:: TASK TO CARRY OUT ::
Produce the listing below again, exactly as shown.

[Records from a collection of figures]

⟨

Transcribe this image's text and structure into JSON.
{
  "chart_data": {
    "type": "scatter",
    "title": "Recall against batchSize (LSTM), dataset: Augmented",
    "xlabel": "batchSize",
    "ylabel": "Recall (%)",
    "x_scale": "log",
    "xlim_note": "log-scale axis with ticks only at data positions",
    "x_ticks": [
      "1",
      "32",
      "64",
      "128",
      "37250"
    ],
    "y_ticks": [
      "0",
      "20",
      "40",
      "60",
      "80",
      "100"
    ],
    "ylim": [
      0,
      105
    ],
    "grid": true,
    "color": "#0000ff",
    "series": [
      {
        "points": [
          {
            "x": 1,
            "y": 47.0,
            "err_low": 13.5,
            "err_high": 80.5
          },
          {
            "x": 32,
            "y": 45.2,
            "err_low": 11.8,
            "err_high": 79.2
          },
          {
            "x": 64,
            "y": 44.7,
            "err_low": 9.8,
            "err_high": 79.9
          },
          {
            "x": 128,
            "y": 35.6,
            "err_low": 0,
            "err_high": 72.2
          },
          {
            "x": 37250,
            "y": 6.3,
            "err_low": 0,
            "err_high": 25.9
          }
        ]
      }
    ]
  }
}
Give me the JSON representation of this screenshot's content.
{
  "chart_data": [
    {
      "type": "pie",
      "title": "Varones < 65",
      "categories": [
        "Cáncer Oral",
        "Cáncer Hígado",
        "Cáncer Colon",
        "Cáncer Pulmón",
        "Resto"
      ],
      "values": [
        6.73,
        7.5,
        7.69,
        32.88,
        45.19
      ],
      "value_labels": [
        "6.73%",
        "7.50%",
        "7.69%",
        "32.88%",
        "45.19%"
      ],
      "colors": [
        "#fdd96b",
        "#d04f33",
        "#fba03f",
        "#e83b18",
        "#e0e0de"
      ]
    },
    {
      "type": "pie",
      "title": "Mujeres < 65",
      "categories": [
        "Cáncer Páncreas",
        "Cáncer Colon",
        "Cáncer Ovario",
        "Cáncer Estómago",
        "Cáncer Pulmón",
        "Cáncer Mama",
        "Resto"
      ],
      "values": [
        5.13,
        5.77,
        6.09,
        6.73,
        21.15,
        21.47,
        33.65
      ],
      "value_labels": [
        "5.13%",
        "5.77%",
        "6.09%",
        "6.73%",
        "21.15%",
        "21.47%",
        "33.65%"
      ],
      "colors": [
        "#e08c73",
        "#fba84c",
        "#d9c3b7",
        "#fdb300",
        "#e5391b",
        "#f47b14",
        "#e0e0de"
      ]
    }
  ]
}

⟩

:: EXERCISE SOLUTION ::
Transcribe this image's text and structure into JSON.
{
  "chart_data": {
    "type": "scatter",
    "title": "Recall against batchSize (LSTM), dataset: Augmented",
    "xlabel": "batchSize",
    "ylabel": "Recall (%)",
    "x_scale": "log",
    "xlim_note": "log-scale axis with ticks only at data positions",
    "x_ticks": [
      "1",
      "32",
      "64",
      "128",
      "37250"
    ],
    "y_ticks": [
      "0",
      "20",
      "40",
      "60",
      "80",
      "100"
    ],
    "ylim": [
      0,
      105
    ],
    "grid": true,
    "color": "#0000ff",
    "series": [
      {
        "points": [
          {
            "x": 1,
            "y": 47.0,
            "err_low": 13.5,
            "err_high": 80.5
          },
          {
            "x": 32,
            "y": 45.2,
            "err_low": 11.8,
            "err_high": 79.2
          },
          {
            "x": 64,
            "y": 44.7,
            "err_low": 9.8,
            "err_high": 79.9
          },
          {
            "x": 128,
            "y": 35.6,
            "err_low": 0,
            "err_high": 72.2
          },
          {
            "x": 37250,
            "y": 6.3,
            "err_low": 0,
            "err_high": 25.9
          }
        ]
      }
    ]
  }
}
Give me the JSON representation of this screenshot's content.
{
  "chart_data": [
    {
      "type": "pie",
      "title": "Varones < 65",
      "categories": [
        "Cáncer Oral",
        "Cáncer Hígado",
        "Cáncer Colon",
        "Cáncer Pulmón",
        "Resto"
      ],
      "values": [
        6.73,
        7.5,
        7.69,
        32.88,
        45.19
      ],
      "value_labels": [
        "6.73%",
        "7.50%",
        "7.69%",
        "32.88%",
        "45.19%"
      ],
      "colors": [
        "#fdd96b",
        "#d04f33",
        "#fba03f",
        "#e83b18",
        "#e0e0de"
      ]
    },
    {
      "type": "pie",
      "title": "Mujeres < 65",
      "categories": [
        "Cáncer Páncreas",
        "Cáncer Colon",
        "Cáncer Ovario",
        "Cáncer Estómago",
        "Cáncer Pulmón",
        "Cáncer Mama",
        "Resto"
      ],
      "values": [
        5.13,
        5.77,
        6.09,
        6.73,
        21.15,
        21.47,
        33.65
      ],
      "value_labels": [
        "5.13%",
        "5.77%",
        "6.09%",
        "6.73%",
        "21.15%",
        "21.47%",
        "33.65%"
      ],
      "colors": [
        "#e08c73",
        "#fba84c",
        "#d9c3b7",
        "#fdb300",
        "#e5391b",
        "#f47b14",
        "#e0e0de"
      ]
    }
  ]
}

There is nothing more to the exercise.